### TO BE DONE
Scan the material for the word "입학식을", and copy each line where it shows up.

### Extracted data entries
○ ○ ○ ○

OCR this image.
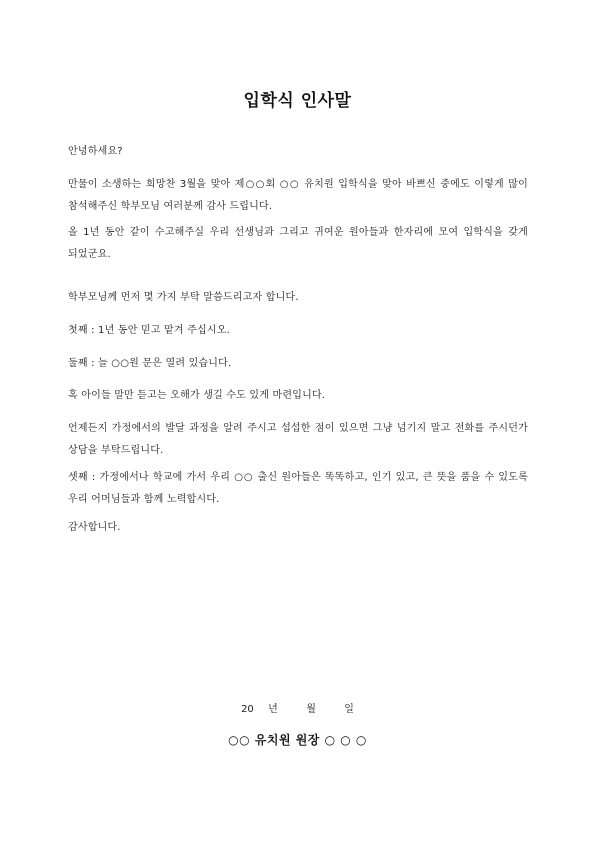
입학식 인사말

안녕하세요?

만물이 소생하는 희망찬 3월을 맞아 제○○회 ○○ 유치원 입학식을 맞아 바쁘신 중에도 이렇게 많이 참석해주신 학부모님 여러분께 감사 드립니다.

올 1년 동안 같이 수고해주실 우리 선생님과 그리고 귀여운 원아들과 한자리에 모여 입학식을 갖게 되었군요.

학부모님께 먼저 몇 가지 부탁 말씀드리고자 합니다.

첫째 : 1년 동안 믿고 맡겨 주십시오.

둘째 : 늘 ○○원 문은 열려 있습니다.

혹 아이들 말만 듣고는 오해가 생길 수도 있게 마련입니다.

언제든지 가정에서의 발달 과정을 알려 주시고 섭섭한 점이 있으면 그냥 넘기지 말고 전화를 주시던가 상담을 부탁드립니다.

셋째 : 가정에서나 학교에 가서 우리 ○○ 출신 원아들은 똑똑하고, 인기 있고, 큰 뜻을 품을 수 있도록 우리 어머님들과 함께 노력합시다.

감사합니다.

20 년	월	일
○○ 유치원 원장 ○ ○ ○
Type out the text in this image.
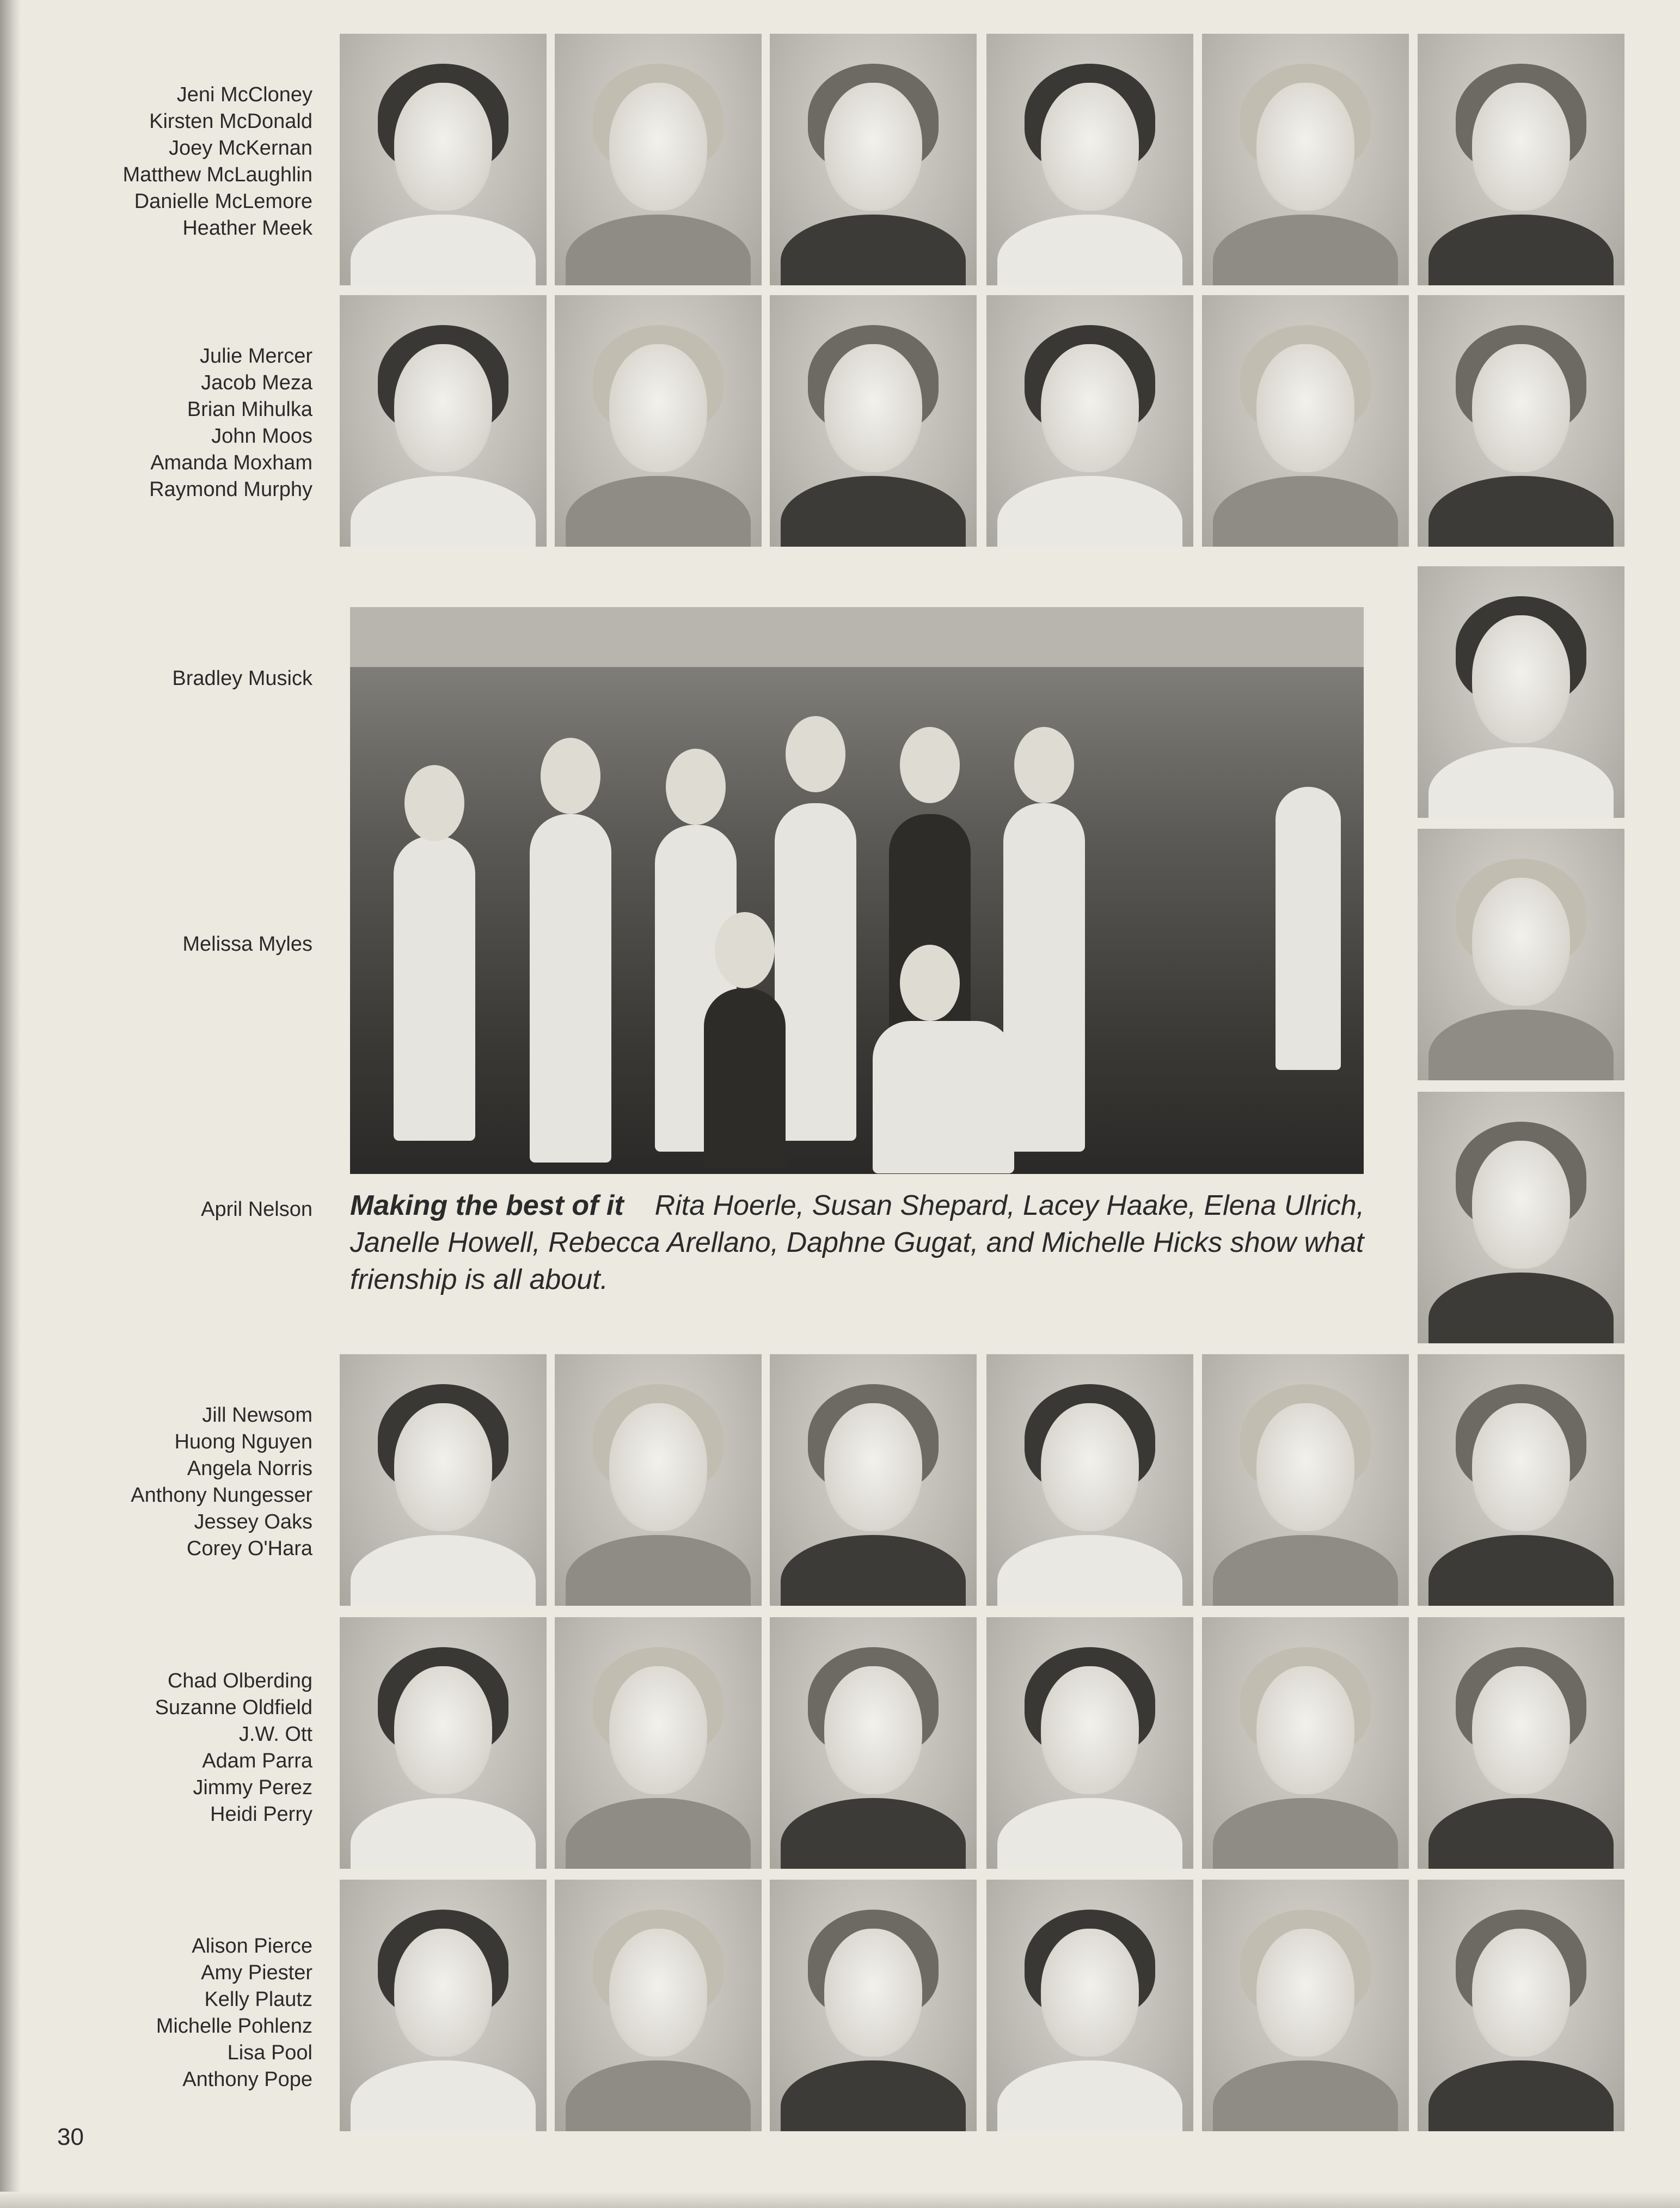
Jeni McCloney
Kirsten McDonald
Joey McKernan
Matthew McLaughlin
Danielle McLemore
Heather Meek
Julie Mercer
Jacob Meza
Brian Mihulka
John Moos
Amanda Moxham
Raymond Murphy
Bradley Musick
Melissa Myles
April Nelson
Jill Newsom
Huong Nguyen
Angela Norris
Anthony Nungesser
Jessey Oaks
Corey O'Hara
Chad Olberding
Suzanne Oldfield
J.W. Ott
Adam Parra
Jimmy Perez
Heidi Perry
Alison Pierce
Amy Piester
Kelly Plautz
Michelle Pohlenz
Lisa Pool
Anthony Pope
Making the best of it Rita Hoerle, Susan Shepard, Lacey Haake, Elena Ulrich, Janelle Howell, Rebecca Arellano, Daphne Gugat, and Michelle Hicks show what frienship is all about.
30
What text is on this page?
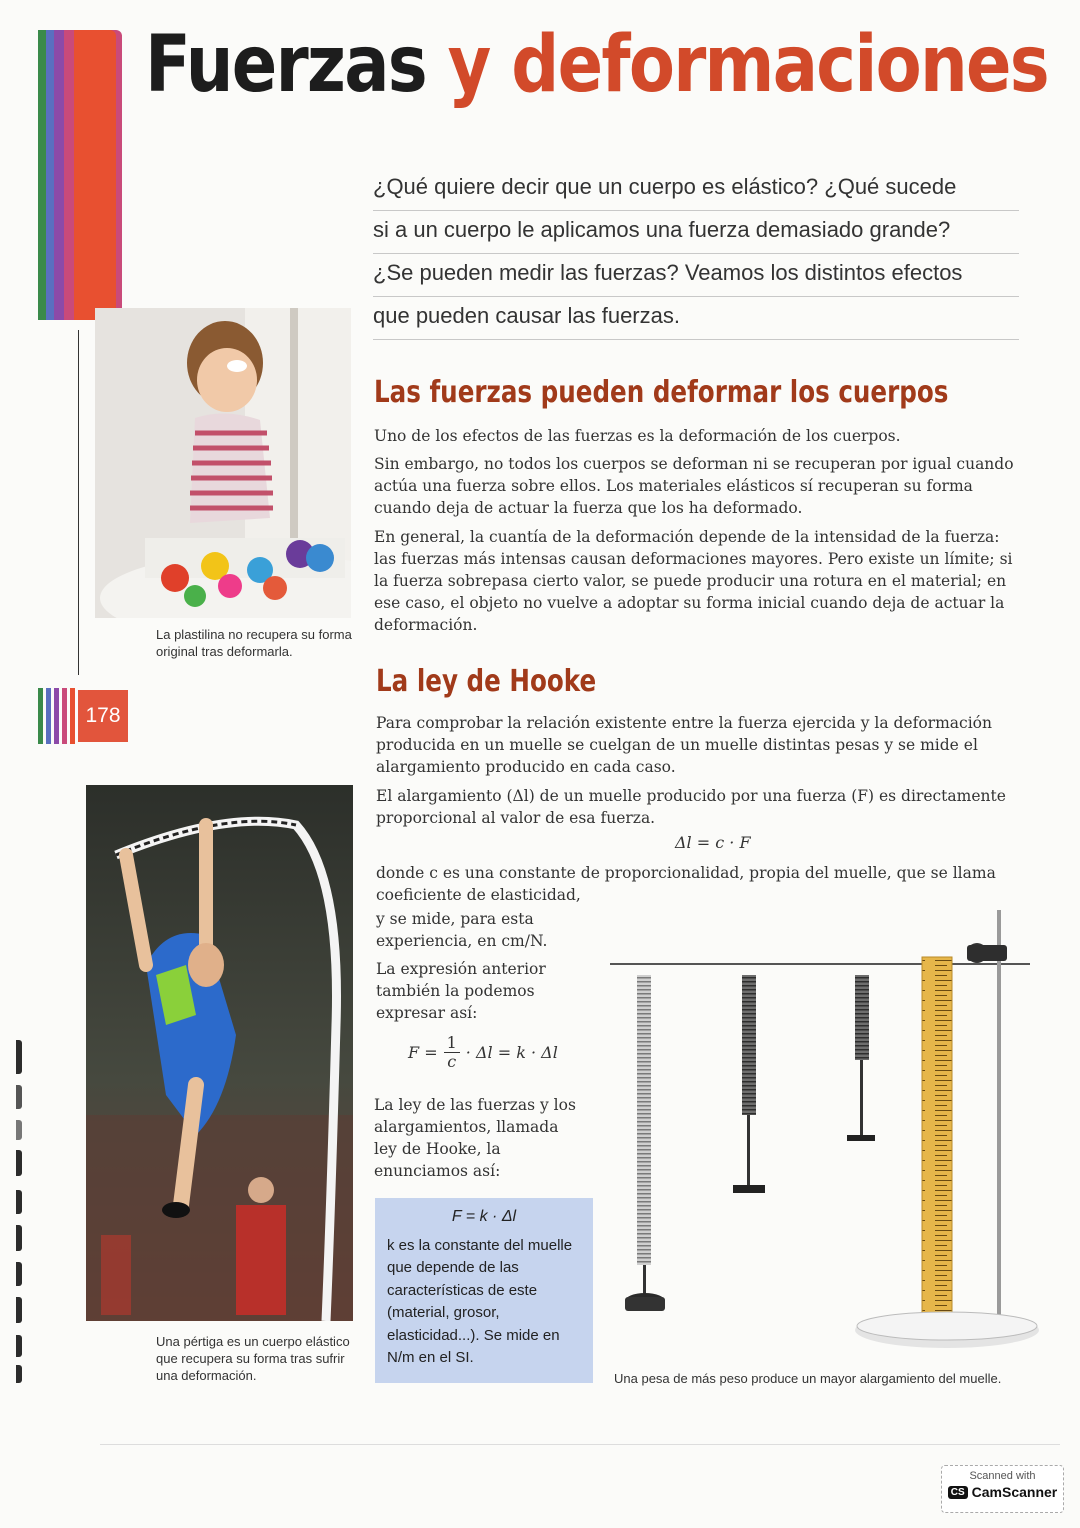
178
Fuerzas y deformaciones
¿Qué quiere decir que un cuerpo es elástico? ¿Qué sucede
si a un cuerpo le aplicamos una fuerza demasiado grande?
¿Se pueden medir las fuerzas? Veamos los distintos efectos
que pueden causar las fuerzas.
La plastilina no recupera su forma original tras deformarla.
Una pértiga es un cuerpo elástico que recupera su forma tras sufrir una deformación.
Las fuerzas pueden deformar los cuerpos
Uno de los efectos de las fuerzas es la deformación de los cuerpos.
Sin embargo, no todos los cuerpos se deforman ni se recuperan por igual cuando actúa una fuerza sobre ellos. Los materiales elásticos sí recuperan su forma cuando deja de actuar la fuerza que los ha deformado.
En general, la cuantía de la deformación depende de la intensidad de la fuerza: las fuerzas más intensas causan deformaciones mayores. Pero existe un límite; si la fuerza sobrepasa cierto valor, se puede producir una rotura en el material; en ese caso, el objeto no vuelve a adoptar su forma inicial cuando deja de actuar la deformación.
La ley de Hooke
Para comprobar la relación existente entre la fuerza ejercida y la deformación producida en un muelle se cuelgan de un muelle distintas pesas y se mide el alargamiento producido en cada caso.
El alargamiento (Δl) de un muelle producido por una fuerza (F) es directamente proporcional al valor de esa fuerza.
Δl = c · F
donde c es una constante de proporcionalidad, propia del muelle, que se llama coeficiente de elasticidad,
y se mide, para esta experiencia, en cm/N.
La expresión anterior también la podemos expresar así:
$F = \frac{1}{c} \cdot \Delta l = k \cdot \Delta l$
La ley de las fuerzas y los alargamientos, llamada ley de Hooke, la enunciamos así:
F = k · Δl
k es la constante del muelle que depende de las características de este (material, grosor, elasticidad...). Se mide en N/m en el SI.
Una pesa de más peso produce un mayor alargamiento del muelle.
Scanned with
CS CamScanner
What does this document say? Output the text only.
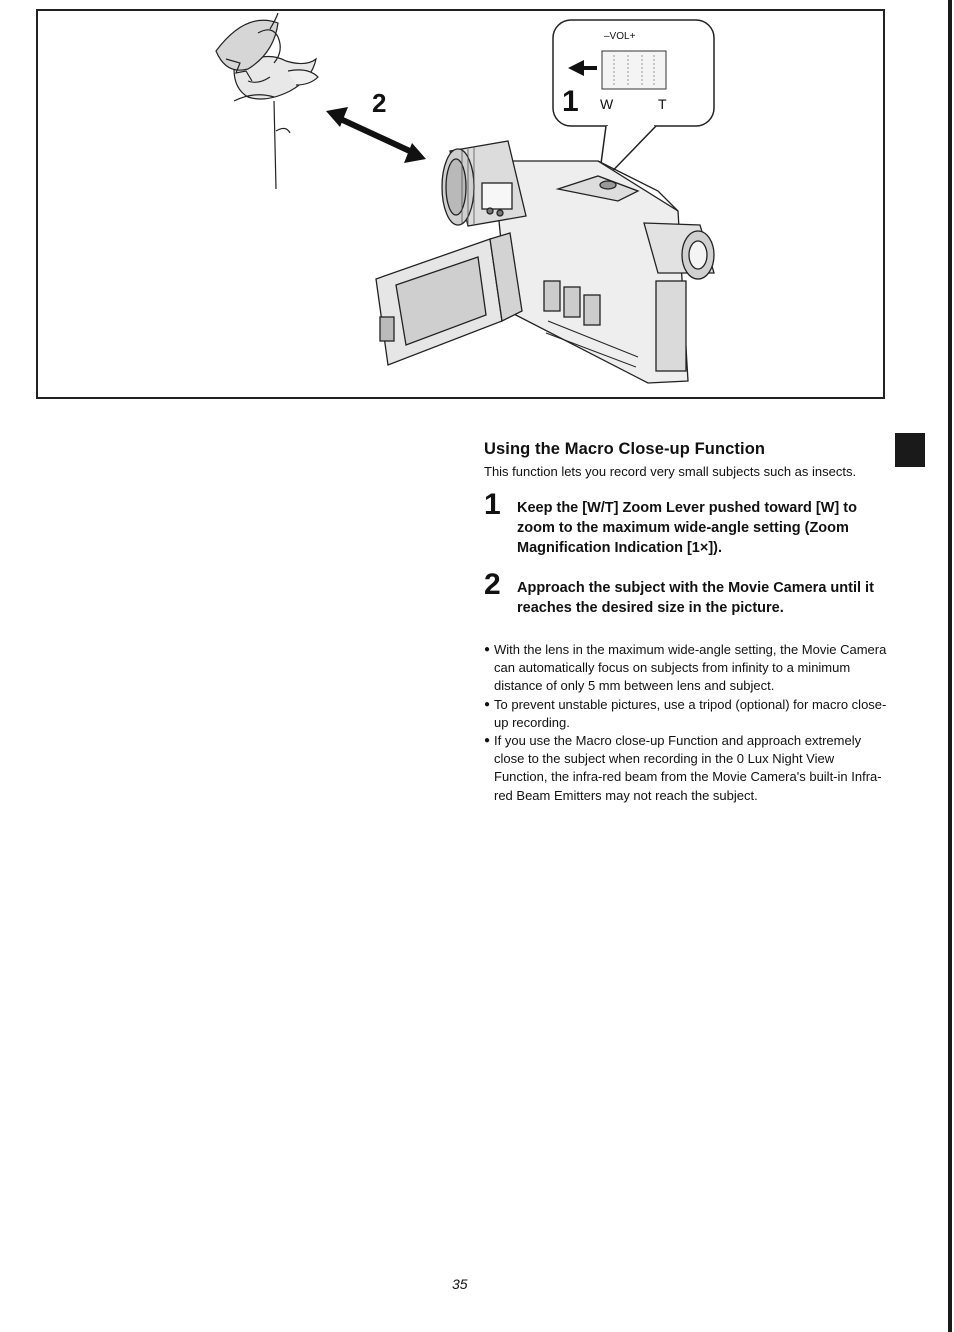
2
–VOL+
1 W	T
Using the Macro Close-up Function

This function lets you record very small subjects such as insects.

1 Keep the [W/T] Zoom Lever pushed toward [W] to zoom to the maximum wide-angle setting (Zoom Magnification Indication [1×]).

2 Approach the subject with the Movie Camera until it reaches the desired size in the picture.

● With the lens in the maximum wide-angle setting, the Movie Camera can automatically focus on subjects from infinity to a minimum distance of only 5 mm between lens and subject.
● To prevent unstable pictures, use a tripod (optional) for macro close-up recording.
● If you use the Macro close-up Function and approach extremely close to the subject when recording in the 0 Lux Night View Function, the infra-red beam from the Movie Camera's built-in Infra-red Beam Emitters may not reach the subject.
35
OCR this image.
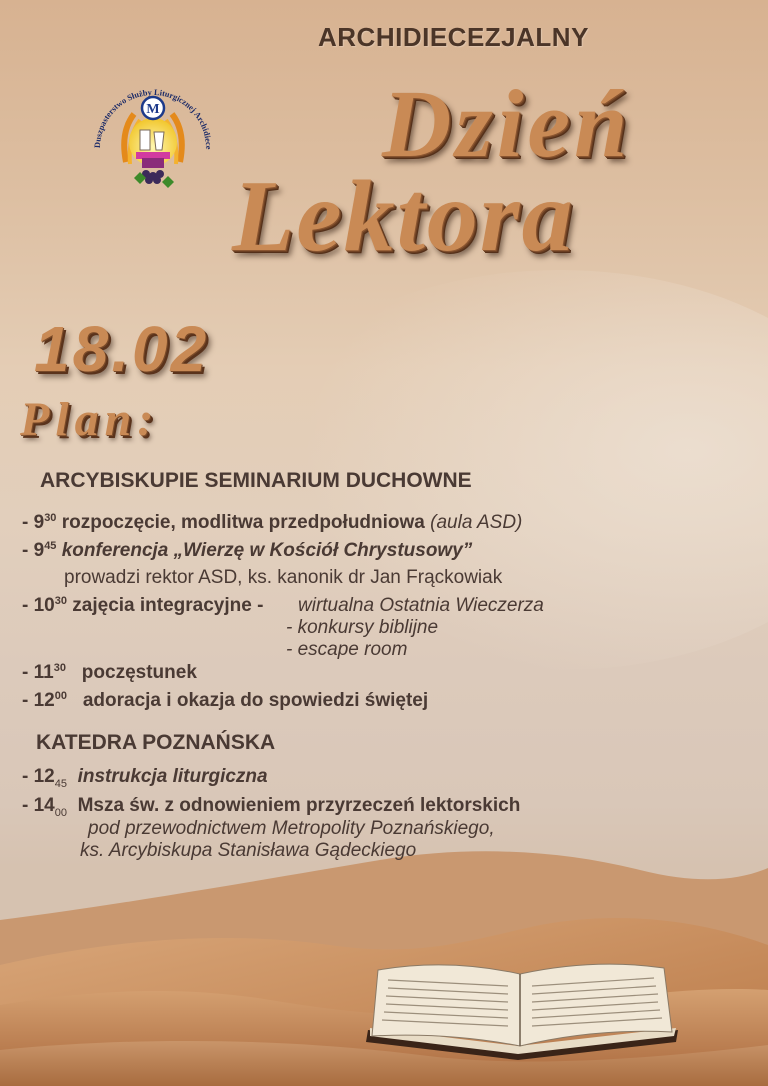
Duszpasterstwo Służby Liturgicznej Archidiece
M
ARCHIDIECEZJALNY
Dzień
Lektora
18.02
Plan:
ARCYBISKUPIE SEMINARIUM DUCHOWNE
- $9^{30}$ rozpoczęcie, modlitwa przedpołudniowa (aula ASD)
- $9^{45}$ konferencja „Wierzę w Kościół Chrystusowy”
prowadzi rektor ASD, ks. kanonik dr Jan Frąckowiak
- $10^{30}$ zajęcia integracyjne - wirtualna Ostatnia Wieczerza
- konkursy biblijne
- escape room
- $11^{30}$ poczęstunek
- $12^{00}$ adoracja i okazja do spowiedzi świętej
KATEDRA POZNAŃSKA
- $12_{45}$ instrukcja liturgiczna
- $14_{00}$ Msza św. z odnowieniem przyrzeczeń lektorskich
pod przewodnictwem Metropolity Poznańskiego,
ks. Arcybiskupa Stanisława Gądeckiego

○ ○ ○ ○

### RESULT OF THE EXERCISE
만물이 소생하는 희망찬 3월을 맞아 제○○회 ○○ 유치원 입학식을 맞아 바쁘신 중에도 이렇게 많이 참석해주신 학부모님 여러분께 감사 드립니다.
올 1년 동안 같이 수고해주실 우리 선생님과 그리고 귀여운 원아들과 한자리에 모여 입학식을 갖게 되었군요.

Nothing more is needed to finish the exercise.